EXERCISE
Here are some records; copy every line that holds the word "试题分析".

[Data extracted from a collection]
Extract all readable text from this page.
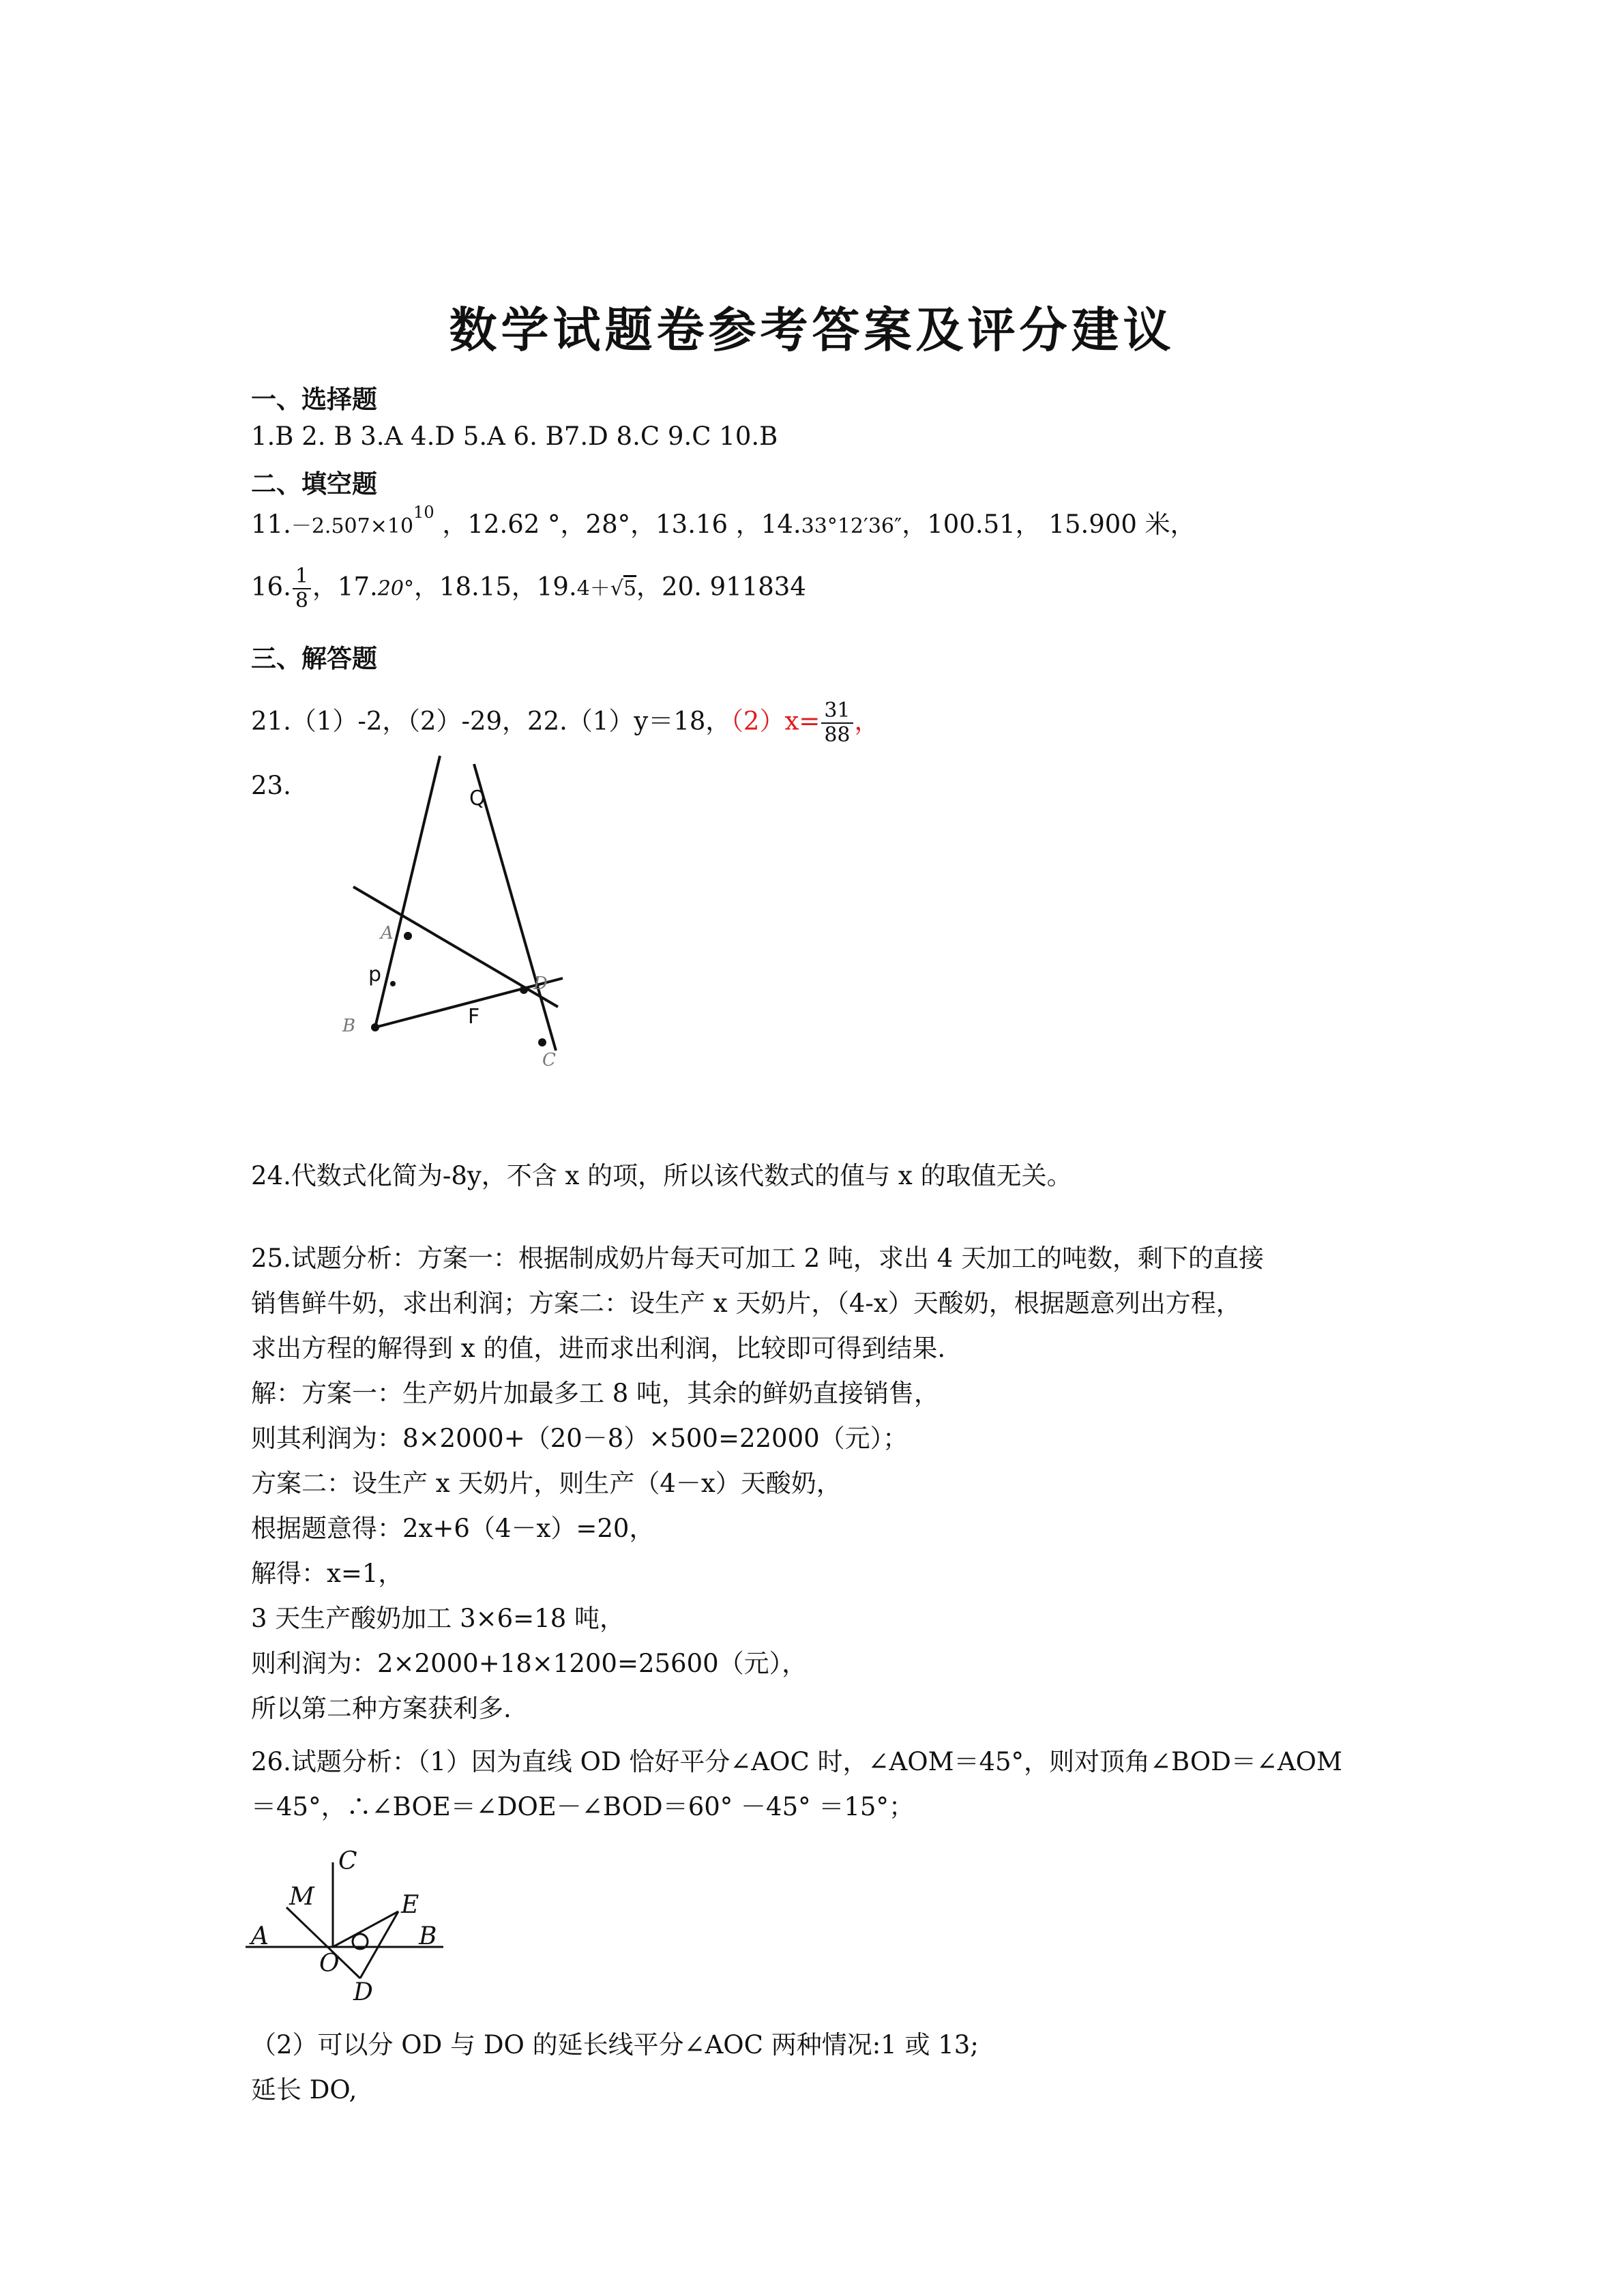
数学试题卷参考答案及评分建议
一、选择题
1.B 2. B 3.A 4.D 5.A 6. B7.D 8.C 9.C 10.B
二、填空题
$11.-2.507\times 10^{10}$ ，12.62 °，28°，13.16 ，14.33°12′36″，100.51， 15.900 米，
16. $\frac{1}{8}$ ，17.20°，18.15，19.4＋√5，20. 911834
三、解答题
21.（1）-2，（2）-29，22.（1）y＝18，$(2)x= \frac{31}{88}$ ，
23.	Q
A
p	D
B	F
C
24.代数式化简为-8y，不含 x 的项，所以该代数式的值与 x 的取值无关。
25.试题分析：方案一：根据制成奶片每天可加工 2 吨，求出 4 天加工的吨数，剩下的直接
销售鲜牛奶，求出利润；方案二：设生产 x 天奶片，（4-x）天酸奶，根据题意列出方程，
求出方程的解得到 x 的值，进而求出利润，比较即可得到结果.
解：方案一：生产奶片加最多工 8 吨，其余的鲜奶直接销售，
则其利润为：8×2000+（20－8）×500=22000（元）；
方案二：设生产 x 天奶片，则生产（4－x）天酸奶，
根据题意得：2x+6（4－x）=20，
解得：x=1，
3 天生产酸奶加工 3×6=18 吨，
则利润为：2×2000+18×1200=25600（元），
所以第二种方案获利多.
26.试题分析：（1）因为直线 OD 恰好平分∠AOC 时，∠AOM＝45°，则对顶角∠BOD＝∠AOM
＝45°，∴∠BOE＝∠DOE－∠BOD＝60° －45° ＝15°；
C
M	E
A	B
O
D
（2）可以分 OD 与 DO 的延长线平分∠AOC 两种情况:1 或 13;
延长 DO,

EXPECTED OUTPUT
25.试题分析：方案一：根据制成奶片每天可加工 2 吨，求出 4 天加工的吨数，剩下的直接
26.试题分析：（1）因为直线 OD 恰好平分∠AOC 时，∠AOM＝45°，则对顶角∠BOD＝∠AOM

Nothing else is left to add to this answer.